MATERIAL FOR THIS EXERCISE –
◇ ◇ ◇ ◇ ◇

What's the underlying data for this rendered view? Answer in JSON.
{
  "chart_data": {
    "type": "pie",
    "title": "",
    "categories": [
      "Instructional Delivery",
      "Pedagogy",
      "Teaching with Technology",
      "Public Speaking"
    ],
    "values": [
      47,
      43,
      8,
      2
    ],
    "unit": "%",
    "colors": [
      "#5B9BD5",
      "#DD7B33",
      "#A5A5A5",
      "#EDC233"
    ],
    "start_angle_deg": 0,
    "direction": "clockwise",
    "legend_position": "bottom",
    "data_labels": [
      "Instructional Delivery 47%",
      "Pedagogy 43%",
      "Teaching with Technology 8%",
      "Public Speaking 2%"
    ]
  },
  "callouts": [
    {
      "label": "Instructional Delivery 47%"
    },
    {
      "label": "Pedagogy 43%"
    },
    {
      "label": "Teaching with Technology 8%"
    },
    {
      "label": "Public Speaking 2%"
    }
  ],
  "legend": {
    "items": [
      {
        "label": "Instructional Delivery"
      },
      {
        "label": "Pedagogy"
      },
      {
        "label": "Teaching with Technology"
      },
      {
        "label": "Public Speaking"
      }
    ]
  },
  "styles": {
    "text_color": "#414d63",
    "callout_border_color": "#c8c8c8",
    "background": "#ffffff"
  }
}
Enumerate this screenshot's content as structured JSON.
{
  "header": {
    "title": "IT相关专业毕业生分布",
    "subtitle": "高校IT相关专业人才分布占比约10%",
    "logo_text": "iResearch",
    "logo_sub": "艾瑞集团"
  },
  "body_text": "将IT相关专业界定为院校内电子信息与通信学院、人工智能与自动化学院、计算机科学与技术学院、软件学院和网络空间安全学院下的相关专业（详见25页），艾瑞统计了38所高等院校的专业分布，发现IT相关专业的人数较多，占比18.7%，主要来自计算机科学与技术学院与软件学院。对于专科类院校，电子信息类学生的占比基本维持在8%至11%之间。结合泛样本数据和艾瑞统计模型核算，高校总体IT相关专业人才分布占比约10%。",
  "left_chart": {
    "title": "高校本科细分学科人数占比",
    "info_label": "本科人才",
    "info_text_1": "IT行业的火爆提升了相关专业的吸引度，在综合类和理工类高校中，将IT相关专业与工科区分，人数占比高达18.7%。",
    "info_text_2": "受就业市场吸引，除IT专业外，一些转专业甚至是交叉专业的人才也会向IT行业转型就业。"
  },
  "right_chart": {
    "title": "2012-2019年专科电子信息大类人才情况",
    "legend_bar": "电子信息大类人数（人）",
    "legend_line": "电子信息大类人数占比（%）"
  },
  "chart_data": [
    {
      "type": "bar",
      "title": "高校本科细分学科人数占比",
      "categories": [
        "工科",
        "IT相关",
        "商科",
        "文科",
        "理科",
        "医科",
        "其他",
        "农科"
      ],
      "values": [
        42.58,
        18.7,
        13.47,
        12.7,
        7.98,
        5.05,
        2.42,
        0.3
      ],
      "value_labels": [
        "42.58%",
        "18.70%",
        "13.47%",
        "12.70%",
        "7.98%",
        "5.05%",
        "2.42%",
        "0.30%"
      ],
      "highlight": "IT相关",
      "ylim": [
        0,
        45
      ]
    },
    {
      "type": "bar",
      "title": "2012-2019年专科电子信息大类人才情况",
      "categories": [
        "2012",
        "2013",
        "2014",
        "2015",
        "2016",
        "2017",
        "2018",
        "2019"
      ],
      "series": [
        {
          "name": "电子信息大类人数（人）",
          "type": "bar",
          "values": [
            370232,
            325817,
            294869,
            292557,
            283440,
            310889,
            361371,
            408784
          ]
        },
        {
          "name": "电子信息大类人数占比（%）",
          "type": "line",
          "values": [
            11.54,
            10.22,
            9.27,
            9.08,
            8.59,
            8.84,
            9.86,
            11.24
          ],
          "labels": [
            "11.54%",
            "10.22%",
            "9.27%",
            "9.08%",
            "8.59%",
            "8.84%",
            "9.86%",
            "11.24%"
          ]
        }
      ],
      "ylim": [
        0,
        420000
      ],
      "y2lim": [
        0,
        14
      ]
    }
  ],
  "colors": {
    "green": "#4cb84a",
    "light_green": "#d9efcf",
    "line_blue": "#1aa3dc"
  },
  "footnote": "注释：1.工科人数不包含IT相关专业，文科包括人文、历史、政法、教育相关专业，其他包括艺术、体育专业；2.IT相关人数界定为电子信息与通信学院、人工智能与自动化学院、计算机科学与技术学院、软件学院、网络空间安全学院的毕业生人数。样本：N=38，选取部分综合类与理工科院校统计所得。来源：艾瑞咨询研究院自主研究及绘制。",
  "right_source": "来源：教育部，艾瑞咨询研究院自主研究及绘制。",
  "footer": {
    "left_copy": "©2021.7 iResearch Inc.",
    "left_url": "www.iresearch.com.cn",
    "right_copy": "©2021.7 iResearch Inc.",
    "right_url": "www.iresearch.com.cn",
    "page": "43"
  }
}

◇ ◇ ◇ ◇ ◇

TO DO – Extract, word for word, each line of the listing above.

COMPLETED TASK –
What's the underlying data for this rendered view? Answer in JSON.
{
  "chart_data": {
    "type": "pie",
    "title": "",
    "categories": [
      "Instructional Delivery",
      "Pedagogy",
      "Teaching with Technology",
      "Public Speaking"
    ],
    "values": [
      47,
      43,
      8,
      2
    ],
    "unit": "%",
    "colors": [
      "#5B9BD5",
      "#DD7B33",
      "#A5A5A5",
      "#EDC233"
    ],
    "start_angle_deg": 0,
    "direction": "clockwise",
    "legend_position": "bottom",
    "data_labels": [
      "Instructional Delivery 47%",
      "Pedagogy 43%",
      "Teaching with Technology 8%",
      "Public Speaking 2%"
    ]
  },
  "callouts": [
    {
      "label": "Instructional Delivery 47%"
    },
    {
      "label": "Pedagogy 43%"
    },
    {
      "label": "Teaching with Technology 8%"
    },
    {
      "label": "Public Speaking 2%"
    }
  ],
  "legend": {
    "items": [
      {
        "label": "Instructional Delivery"
      },
      {
        "label": "Pedagogy"
      },
      {
        "label": "Teaching with Technology"
      },
      {
        "label": "Public Speaking"
      }
    ]
  },
  "styles": {
    "text_color": "#414d63",
    "callout_border_color": "#c8c8c8",
    "background": "#ffffff"
  }
}
Enumerate this screenshot's content as structured JSON.
{
  "header": {
    "title": "IT相关专业毕业生分布",
    "subtitle": "高校IT相关专业人才分布占比约10%",
    "logo_text": "iResearch",
    "logo_sub": "艾瑞集团"
  },
  "body_text": "将IT相关专业界定为院校内电子信息与通信学院、人工智能与自动化学院、计算机科学与技术学院、软件学院和网络空间安全学院下的相关专业（详见25页），艾瑞统计了38所高等院校的专业分布，发现IT相关专业的人数较多，占比18.7%，主要来自计算机科学与技术学院与软件学院。对于专科类院校，电子信息类学生的占比基本维持在8%至11%之间。结合泛样本数据和艾瑞统计模型核算，高校总体IT相关专业人才分布占比约10%。",
  "left_chart": {
    "title": "高校本科细分学科人数占比",
    "info_label": "本科人才",
    "info_text_1": "IT行业的火爆提升了相关专业的吸引度，在综合类和理工类高校中，将IT相关专业与工科区分，人数占比高达18.7%。",
    "info_text_2": "受就业市场吸引，除IT专业外，一些转专业甚至是交叉专业的人才也会向IT行业转型就业。"
  },
  "right_chart": {
    "title": "2012-2019年专科电子信息大类人才情况",
    "legend_bar": "电子信息大类人数（人）",
    "legend_line": "电子信息大类人数占比（%）"
  },
  "chart_data": [
    {
      "type": "bar",
      "title": "高校本科细分学科人数占比",
      "categories": [
        "工科",
        "IT相关",
        "商科",
        "文科",
        "理科",
        "医科",
        "其他",
        "农科"
      ],
      "values": [
        42.58,
        18.7,
        13.47,
        12.7,
        7.98,
        5.05,
        2.42,
        0.3
      ],
      "value_labels": [
        "42.58%",
        "18.70%",
        "13.47%",
        "12.70%",
        "7.98%",
        "5.05%",
        "2.42%",
        "0.30%"
      ],
      "highlight": "IT相关",
      "ylim": [
        0,
        45
      ]
    },
    {
      "type": "bar",
      "title": "2012-2019年专科电子信息大类人才情况",
      "categories": [
        "2012",
        "2013",
        "2014",
        "2015",
        "2016",
        "2017",
        "2018",
        "2019"
      ],
      "series": [
        {
          "name": "电子信息大类人数（人）",
          "type": "bar",
          "values": [
            370232,
            325817,
            294869,
            292557,
            283440,
            310889,
            361371,
            408784
          ]
        },
        {
          "name": "电子信息大类人数占比（%）",
          "type": "line",
          "values": [
            11.54,
            10.22,
            9.27,
            9.08,
            8.59,
            8.84,
            9.86,
            11.24
          ],
          "labels": [
            "11.54%",
            "10.22%",
            "9.27%",
            "9.08%",
            "8.59%",
            "8.84%",
            "9.86%",
            "11.24%"
          ]
        }
      ],
      "ylim": [
        0,
        420000
      ],
      "y2lim": [
        0,
        14
      ]
    }
  ],
  "colors": {
    "green": "#4cb84a",
    "light_green": "#d9efcf",
    "line_blue": "#1aa3dc"
  },
  "footnote": "注释：1.工科人数不包含IT相关专业，文科包括人文、历史、政法、教育相关专业，其他包括艺术、体育专业；2.IT相关人数界定为电子信息与通信学院、人工智能与自动化学院、计算机科学与技术学院、软件学院、网络空间安全学院的毕业生人数。样本：N=38，选取部分综合类与理工科院校统计所得。来源：艾瑞咨询研究院自主研究及绘制。",
  "right_source": "来源：教育部，艾瑞咨询研究院自主研究及绘制。",
  "footer": {
    "left_copy": "©2021.7 iResearch Inc.",
    "left_url": "www.iresearch.com.cn",
    "right_copy": "©2021.7 iResearch Inc.",
    "right_url": "www.iresearch.com.cn",
    "page": "43"
  }
}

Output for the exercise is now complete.